# Start of Material shown
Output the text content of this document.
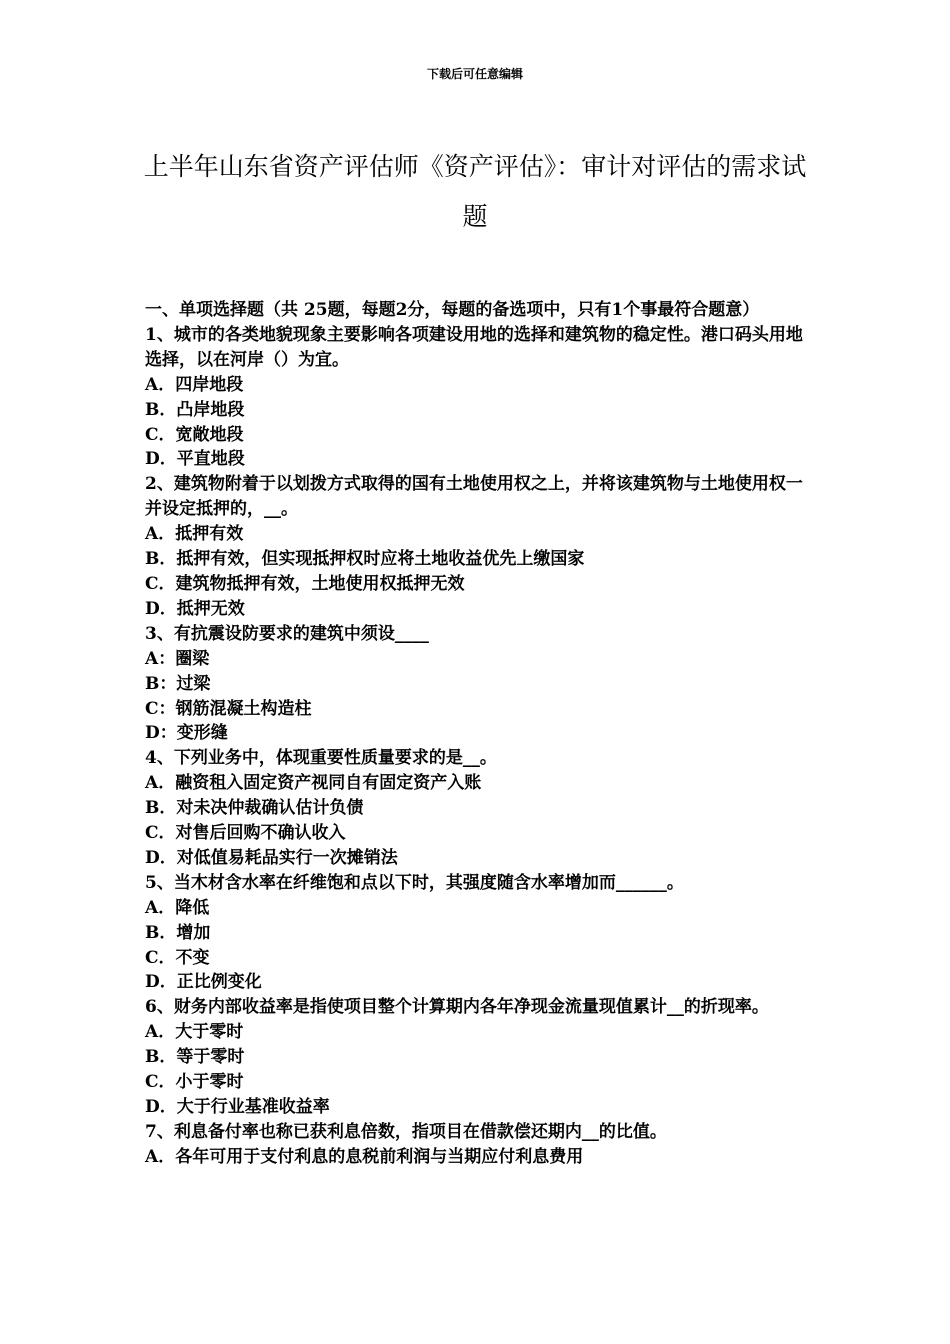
下载后可任意编辑
上半年山东省资产评估师《资产评估》：审计对评估的需求试题

一、单项选择题（共 25题，每题2分，每题的备选项中，只有1个事最符合题意）

1、城市的各类地貌现象主要影响各项建设用地的选择和建筑物的稳定性。港口码头用地选择，以在河岸（）为宜。

A．四岸地段

B．凸岸地段

C．宽敞地段

D．平直地段

2、建筑物附着于以划拨方式取得的国有土地使用权之上，并将该建筑物与土地使用权一并设定抵押的，__。

A．抵押有效

B．抵押有效，但实现抵押权时应将土地收益优先上缴国家

C．建筑物抵押有效，土地使用权抵押无效

D．抵押无效

3、有抗震设防要求的建筑中须设____

A：圈梁

B：过梁

C：钢筋混凝土构造柱

D：变形缝

4、下列业务中，体现重要性质量要求的是__。

A．融资租入固定资产视同自有固定资产入账

B．对未决仲裁确认估计负债

C．对售后回购不确认收入

D．对低值易耗品实行一次摊销法

5、当木材含水率在纤维饱和点以下时，其强度随含水率增加而______。

A．降低

B．增加

C．不变

D．正比例变化

6、财务内部收益率是指使项目整个计算期内各年净现金流量现值累计__的折现率。

A．大于零时

B．等于零时

C．小于零时

D．大于行业基准收益率

7、利息备付率也称已获利息倍数，指项目在借款偿还期内__的比值。

A．各年可用于支付利息的息税前利润与当期应付利息费用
# End of Material shown
▶ _Your task_
Omit the pictures. Output every record above word for word.

▶ _Complete response_
Output the text content of this document.
下载后可任意编辑
上半年山东省资产评估师《资产评估》：审计对评估的需求试题

一、单项选择题（共 25题，每题2分，每题的备选项中，只有1个事最符合题意）

1、城市的各类地貌现象主要影响各项建设用地的选择和建筑物的稳定性。港口码头用地选择，以在河岸（）为宜。

A．四岸地段

B．凸岸地段

C．宽敞地段

D．平直地段

2、建筑物附着于以划拨方式取得的国有土地使用权之上，并将该建筑物与土地使用权一并设定抵押的，__。

A．抵押有效

B．抵押有效，但实现抵押权时应将土地收益优先上缴国家

C．建筑物抵押有效，土地使用权抵押无效

D．抵押无效

3、有抗震设防要求的建筑中须设____

A：圈梁

B：过梁

C：钢筋混凝土构造柱

D：变形缝

4、下列业务中，体现重要性质量要求的是__。

A．融资租入固定资产视同自有固定资产入账

B．对未决仲裁确认估计负债

C．对售后回购不确认收入

D．对低值易耗品实行一次摊销法

5、当木材含水率在纤维饱和点以下时，其强度随含水率增加而______。

A．降低

B．增加

C．不变

D．正比例变化

6、财务内部收益率是指使项目整个计算期内各年净现金流量现值累计__的折现率。

A．大于零时

B．等于零时

C．小于零时

D．大于行业基准收益率

7、利息备付率也称已获利息倍数，指项目在借款偿还期内__的比值。

A．各年可用于支付利息的息税前利润与当期应付利息费用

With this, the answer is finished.